§ Figure contents as structured data
==*==

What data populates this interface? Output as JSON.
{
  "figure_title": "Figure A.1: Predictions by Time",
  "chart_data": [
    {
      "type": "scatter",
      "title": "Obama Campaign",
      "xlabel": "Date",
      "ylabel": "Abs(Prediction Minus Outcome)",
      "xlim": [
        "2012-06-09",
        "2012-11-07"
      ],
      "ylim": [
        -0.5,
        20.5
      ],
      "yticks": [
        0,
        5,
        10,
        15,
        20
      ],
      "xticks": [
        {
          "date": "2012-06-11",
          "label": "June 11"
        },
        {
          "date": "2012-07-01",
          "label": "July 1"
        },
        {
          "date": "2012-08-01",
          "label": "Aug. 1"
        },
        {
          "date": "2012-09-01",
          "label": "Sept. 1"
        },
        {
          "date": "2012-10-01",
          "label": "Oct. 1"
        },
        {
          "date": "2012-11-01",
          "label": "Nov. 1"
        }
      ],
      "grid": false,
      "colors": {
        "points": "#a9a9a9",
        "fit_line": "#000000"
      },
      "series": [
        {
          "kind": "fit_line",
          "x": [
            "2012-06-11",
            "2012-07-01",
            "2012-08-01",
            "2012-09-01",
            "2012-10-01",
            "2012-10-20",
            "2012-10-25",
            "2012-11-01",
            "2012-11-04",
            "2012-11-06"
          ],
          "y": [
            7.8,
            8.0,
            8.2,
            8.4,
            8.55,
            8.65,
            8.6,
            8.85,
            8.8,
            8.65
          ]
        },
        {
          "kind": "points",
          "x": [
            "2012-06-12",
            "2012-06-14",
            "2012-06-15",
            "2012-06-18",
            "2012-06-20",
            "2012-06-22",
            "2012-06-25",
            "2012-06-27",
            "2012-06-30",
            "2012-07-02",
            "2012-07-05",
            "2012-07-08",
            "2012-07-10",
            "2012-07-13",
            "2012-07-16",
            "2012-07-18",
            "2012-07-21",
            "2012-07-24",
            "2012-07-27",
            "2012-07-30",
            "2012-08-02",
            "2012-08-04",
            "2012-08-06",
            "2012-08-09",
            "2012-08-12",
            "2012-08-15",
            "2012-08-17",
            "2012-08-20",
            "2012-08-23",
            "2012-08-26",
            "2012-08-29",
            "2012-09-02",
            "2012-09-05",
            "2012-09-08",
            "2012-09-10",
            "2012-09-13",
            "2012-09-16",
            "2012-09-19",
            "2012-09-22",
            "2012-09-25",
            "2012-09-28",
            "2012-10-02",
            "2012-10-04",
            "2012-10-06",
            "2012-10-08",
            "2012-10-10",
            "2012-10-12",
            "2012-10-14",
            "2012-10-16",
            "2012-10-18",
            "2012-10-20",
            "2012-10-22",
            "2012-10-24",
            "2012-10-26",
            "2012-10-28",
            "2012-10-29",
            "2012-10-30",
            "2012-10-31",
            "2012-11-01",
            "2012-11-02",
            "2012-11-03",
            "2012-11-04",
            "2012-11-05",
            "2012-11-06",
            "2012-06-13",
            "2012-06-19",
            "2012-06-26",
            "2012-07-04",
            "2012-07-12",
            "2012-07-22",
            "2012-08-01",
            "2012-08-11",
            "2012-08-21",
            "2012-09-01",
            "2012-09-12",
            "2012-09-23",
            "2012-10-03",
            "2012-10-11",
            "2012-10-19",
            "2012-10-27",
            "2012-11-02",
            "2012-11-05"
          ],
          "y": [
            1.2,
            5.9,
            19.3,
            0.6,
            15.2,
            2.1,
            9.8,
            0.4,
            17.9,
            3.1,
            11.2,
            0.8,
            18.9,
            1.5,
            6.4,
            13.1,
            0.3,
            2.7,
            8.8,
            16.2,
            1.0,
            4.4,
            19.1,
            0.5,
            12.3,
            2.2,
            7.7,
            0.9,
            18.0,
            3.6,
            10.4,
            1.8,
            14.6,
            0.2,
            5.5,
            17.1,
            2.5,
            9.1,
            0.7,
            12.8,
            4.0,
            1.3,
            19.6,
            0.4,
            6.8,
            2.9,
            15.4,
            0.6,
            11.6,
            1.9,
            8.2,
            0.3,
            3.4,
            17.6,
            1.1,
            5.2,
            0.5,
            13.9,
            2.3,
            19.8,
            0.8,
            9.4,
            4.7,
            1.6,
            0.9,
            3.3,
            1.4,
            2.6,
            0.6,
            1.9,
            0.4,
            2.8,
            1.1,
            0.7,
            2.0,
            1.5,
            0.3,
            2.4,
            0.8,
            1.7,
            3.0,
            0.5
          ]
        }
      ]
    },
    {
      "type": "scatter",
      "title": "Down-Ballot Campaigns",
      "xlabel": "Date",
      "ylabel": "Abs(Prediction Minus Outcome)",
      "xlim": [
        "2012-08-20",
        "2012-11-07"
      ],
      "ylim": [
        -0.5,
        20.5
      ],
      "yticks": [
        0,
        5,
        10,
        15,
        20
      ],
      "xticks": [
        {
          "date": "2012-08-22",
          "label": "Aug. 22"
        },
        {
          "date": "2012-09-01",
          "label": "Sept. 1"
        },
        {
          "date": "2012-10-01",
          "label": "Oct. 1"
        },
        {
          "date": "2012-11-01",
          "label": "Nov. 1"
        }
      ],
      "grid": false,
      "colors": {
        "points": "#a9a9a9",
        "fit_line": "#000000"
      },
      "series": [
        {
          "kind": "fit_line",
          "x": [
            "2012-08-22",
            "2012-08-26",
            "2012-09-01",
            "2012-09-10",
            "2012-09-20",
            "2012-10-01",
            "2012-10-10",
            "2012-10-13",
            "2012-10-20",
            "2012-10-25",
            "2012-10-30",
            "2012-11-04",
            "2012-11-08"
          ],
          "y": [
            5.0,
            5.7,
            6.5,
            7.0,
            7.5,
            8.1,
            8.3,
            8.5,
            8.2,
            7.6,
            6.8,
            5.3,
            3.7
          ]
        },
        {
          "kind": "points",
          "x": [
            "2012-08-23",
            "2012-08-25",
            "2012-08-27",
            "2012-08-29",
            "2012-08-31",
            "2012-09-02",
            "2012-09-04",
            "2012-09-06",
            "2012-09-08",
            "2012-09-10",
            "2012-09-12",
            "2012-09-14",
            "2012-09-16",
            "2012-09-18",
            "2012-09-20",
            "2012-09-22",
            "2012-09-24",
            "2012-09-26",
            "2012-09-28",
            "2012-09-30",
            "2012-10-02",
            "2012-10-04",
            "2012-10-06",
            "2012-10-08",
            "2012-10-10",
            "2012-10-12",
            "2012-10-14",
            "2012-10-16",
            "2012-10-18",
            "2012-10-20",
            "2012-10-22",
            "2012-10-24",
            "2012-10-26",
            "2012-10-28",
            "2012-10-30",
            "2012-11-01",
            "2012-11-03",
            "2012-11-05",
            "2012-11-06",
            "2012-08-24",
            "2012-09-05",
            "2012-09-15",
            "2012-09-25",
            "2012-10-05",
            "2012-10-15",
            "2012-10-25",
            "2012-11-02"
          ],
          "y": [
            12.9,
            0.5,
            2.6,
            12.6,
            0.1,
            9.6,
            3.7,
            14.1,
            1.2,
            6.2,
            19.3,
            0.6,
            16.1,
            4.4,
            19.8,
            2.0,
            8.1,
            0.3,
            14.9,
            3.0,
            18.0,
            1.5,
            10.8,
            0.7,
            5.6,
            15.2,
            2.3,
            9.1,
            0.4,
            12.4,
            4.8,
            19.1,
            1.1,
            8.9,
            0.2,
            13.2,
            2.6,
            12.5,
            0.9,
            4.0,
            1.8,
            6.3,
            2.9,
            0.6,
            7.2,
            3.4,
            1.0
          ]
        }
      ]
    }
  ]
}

==*==

Output the listing above without altering a single character.

§ THE OUTPUT
What data populates this interface? Output as JSON.
{
  "figure_title": "Figure A.1: Predictions by Time",
  "chart_data": [
    {
      "type": "scatter",
      "title": "Obama Campaign",
      "xlabel": "Date",
      "ylabel": "Abs(Prediction Minus Outcome)",
      "xlim": [
        "2012-06-09",
        "2012-11-07"
      ],
      "ylim": [
        -0.5,
        20.5
      ],
      "yticks": [
        0,
        5,
        10,
        15,
        20
      ],
      "xticks": [
        {
          "date": "2012-06-11",
          "label": "June 11"
        },
        {
          "date": "2012-07-01",
          "label": "July 1"
        },
        {
          "date": "2012-08-01",
          "label": "Aug. 1"
        },
        {
          "date": "2012-09-01",
          "label": "Sept. 1"
        },
        {
          "date": "2012-10-01",
          "label": "Oct. 1"
        },
        {
          "date": "2012-11-01",
          "label": "Nov. 1"
        }
      ],
      "grid": false,
      "colors": {
        "points": "#a9a9a9",
        "fit_line": "#000000"
      },
      "series": [
        {
          "kind": "fit_line",
          "x": [
            "2012-06-11",
            "2012-07-01",
            "2012-08-01",
            "2012-09-01",
            "2012-10-01",
            "2012-10-20",
            "2012-10-25",
            "2012-11-01",
            "2012-11-04",
            "2012-11-06"
          ],
          "y": [
            7.8,
            8.0,
            8.2,
            8.4,
            8.55,
            8.65,
            8.6,
            8.85,
            8.8,
            8.65
          ]
        },
        {
          "kind": "points",
          "x": [
            "2012-06-12",
            "2012-06-14",
            "2012-06-15",
            "2012-06-18",
            "2012-06-20",
            "2012-06-22",
            "2012-06-25",
            "2012-06-27",
            "2012-06-30",
            "2012-07-02",
            "2012-07-05",
            "2012-07-08",
            "2012-07-10",
            "2012-07-13",
            "2012-07-16",
            "2012-07-18",
            "2012-07-21",
            "2012-07-24",
            "2012-07-27",
            "2012-07-30",
            "2012-08-02",
            "2012-08-04",
            "2012-08-06",
            "2012-08-09",
            "2012-08-12",
            "2012-08-15",
            "2012-08-17",
            "2012-08-20",
            "2012-08-23",
            "2012-08-26",
            "2012-08-29",
            "2012-09-02",
            "2012-09-05",
            "2012-09-08",
            "2012-09-10",
            "2012-09-13",
            "2012-09-16",
            "2012-09-19",
            "2012-09-22",
            "2012-09-25",
            "2012-09-28",
            "2012-10-02",
            "2012-10-04",
            "2012-10-06",
            "2012-10-08",
            "2012-10-10",
            "2012-10-12",
            "2012-10-14",
            "2012-10-16",
            "2012-10-18",
            "2012-10-20",
            "2012-10-22",
            "2012-10-24",
            "2012-10-26",
            "2012-10-28",
            "2012-10-29",
            "2012-10-30",
            "2012-10-31",
            "2012-11-01",
            "2012-11-02",
            "2012-11-03",
            "2012-11-04",
            "2012-11-05",
            "2012-11-06",
            "2012-06-13",
            "2012-06-19",
            "2012-06-26",
            "2012-07-04",
            "2012-07-12",
            "2012-07-22",
            "2012-08-01",
            "2012-08-11",
            "2012-08-21",
            "2012-09-01",
            "2012-09-12",
            "2012-09-23",
            "2012-10-03",
            "2012-10-11",
            "2012-10-19",
            "2012-10-27",
            "2012-11-02",
            "2012-11-05"
          ],
          "y": [
            1.2,
            5.9,
            19.3,
            0.6,
            15.2,
            2.1,
            9.8,
            0.4,
            17.9,
            3.1,
            11.2,
            0.8,
            18.9,
            1.5,
            6.4,
            13.1,
            0.3,
            2.7,
            8.8,
            16.2,
            1.0,
            4.4,
            19.1,
            0.5,
            12.3,
            2.2,
            7.7,
            0.9,
            18.0,
            3.6,
            10.4,
            1.8,
            14.6,
            0.2,
            5.5,
            17.1,
            2.5,
            9.1,
            0.7,
            12.8,
            4.0,
            1.3,
            19.6,
            0.4,
            6.8,
            2.9,
            15.4,
            0.6,
            11.6,
            1.9,
            8.2,
            0.3,
            3.4,
            17.6,
            1.1,
            5.2,
            0.5,
            13.9,
            2.3,
            19.8,
            0.8,
            9.4,
            4.7,
            1.6,
            0.9,
            3.3,
            1.4,
            2.6,
            0.6,
            1.9,
            0.4,
            2.8,
            1.1,
            0.7,
            2.0,
            1.5,
            0.3,
            2.4,
            0.8,
            1.7,
            3.0,
            0.5
          ]
        }
      ]
    },
    {
      "type": "scatter",
      "title": "Down-Ballot Campaigns",
      "xlabel": "Date",
      "ylabel": "Abs(Prediction Minus Outcome)",
      "xlim": [
        "2012-08-20",
        "2012-11-07"
      ],
      "ylim": [
        -0.5,
        20.5
      ],
      "yticks": [
        0,
        5,
        10,
        15,
        20
      ],
      "xticks": [
        {
          "date": "2012-08-22",
          "label": "Aug. 22"
        },
        {
          "date": "2012-09-01",
          "label": "Sept. 1"
        },
        {
          "date": "2012-10-01",
          "label": "Oct. 1"
        },
        {
          "date": "2012-11-01",
          "label": "Nov. 1"
        }
      ],
      "grid": false,
      "colors": {
        "points": "#a9a9a9",
        "fit_line": "#000000"
      },
      "series": [
        {
          "kind": "fit_line",
          "x": [
            "2012-08-22",
            "2012-08-26",
            "2012-09-01",
            "2012-09-10",
            "2012-09-20",
            "2012-10-01",
            "2012-10-10",
            "2012-10-13",
            "2012-10-20",
            "2012-10-25",
            "2012-10-30",
            "2012-11-04",
            "2012-11-08"
          ],
          "y": [
            5.0,
            5.7,
            6.5,
            7.0,
            7.5,
            8.1,
            8.3,
            8.5,
            8.2,
            7.6,
            6.8,
            5.3,
            3.7
          ]
        },
        {
          "kind": "points",
          "x": [
            "2012-08-23",
            "2012-08-25",
            "2012-08-27",
            "2012-08-29",
            "2012-08-31",
            "2012-09-02",
            "2012-09-04",
            "2012-09-06",
            "2012-09-08",
            "2012-09-10",
            "2012-09-12",
            "2012-09-14",
            "2012-09-16",
            "2012-09-18",
            "2012-09-20",
            "2012-09-22",
            "2012-09-24",
            "2012-09-26",
            "2012-09-28",
            "2012-09-30",
            "2012-10-02",
            "2012-10-04",
            "2012-10-06",
            "2012-10-08",
            "2012-10-10",
            "2012-10-12",
            "2012-10-14",
            "2012-10-16",
            "2012-10-18",
            "2012-10-20",
            "2012-10-22",
            "2012-10-24",
            "2012-10-26",
            "2012-10-28",
            "2012-10-30",
            "2012-11-01",
            "2012-11-03",
            "2012-11-05",
            "2012-11-06",
            "2012-08-24",
            "2012-09-05",
            "2012-09-15",
            "2012-09-25",
            "2012-10-05",
            "2012-10-15",
            "2012-10-25",
            "2012-11-02"
          ],
          "y": [
            12.9,
            0.5,
            2.6,
            12.6,
            0.1,
            9.6,
            3.7,
            14.1,
            1.2,
            6.2,
            19.3,
            0.6,
            16.1,
            4.4,
            19.8,
            2.0,
            8.1,
            0.3,
            14.9,
            3.0,
            18.0,
            1.5,
            10.8,
            0.7,
            5.6,
            15.2,
            2.3,
            9.1,
            0.4,
            12.4,
            4.8,
            19.1,
            1.1,
            8.9,
            0.2,
            13.2,
            2.6,
            12.5,
            0.9,
            4.0,
            1.8,
            6.3,
            2.9,
            0.6,
            7.2,
            3.4,
            1.0
          ]
        }
      ]
    }
  ]
}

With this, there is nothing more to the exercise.